* Stored data
--------------------

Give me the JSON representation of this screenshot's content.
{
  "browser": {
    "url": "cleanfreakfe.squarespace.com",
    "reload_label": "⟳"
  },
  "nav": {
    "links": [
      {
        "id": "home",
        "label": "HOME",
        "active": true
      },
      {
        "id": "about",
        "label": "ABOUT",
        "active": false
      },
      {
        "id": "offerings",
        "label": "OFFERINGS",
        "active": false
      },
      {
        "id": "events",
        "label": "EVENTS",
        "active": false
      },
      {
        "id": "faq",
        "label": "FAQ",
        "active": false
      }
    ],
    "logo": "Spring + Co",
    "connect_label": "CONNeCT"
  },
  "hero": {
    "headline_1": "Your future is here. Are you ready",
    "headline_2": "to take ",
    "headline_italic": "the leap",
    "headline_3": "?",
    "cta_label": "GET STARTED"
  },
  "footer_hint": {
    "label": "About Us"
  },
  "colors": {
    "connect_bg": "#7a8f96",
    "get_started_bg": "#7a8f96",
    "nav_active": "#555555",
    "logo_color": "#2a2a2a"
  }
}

--------------------

* Written task
All of the data needs to be printed once more, exactly.

* Task response
Give me the JSON representation of this screenshot's content.
{
  "browser": {
    "url": "cleanfreakfe.squarespace.com",
    "reload_label": "⟳"
  },
  "nav": {
    "links": [
      {
        "id": "home",
        "label": "HOME",
        "active": true
      },
      {
        "id": "about",
        "label": "ABOUT",
        "active": false
      },
      {
        "id": "offerings",
        "label": "OFFERINGS",
        "active": false
      },
      {
        "id": "events",
        "label": "EVENTS",
        "active": false
      },
      {
        "id": "faq",
        "label": "FAQ",
        "active": false
      }
    ],
    "logo": "Spring + Co",
    "connect_label": "CONNeCT"
  },
  "hero": {
    "headline_1": "Your future is here. Are you ready",
    "headline_2": "to take ",
    "headline_italic": "the leap",
    "headline_3": "?",
    "cta_label": "GET STARTED"
  },
  "footer_hint": {
    "label": "About Us"
  },
  "colors": {
    "connect_bg": "#7a8f96",
    "get_started_bg": "#7a8f96",
    "nav_active": "#555555",
    "logo_color": "#2a2a2a"
  }
}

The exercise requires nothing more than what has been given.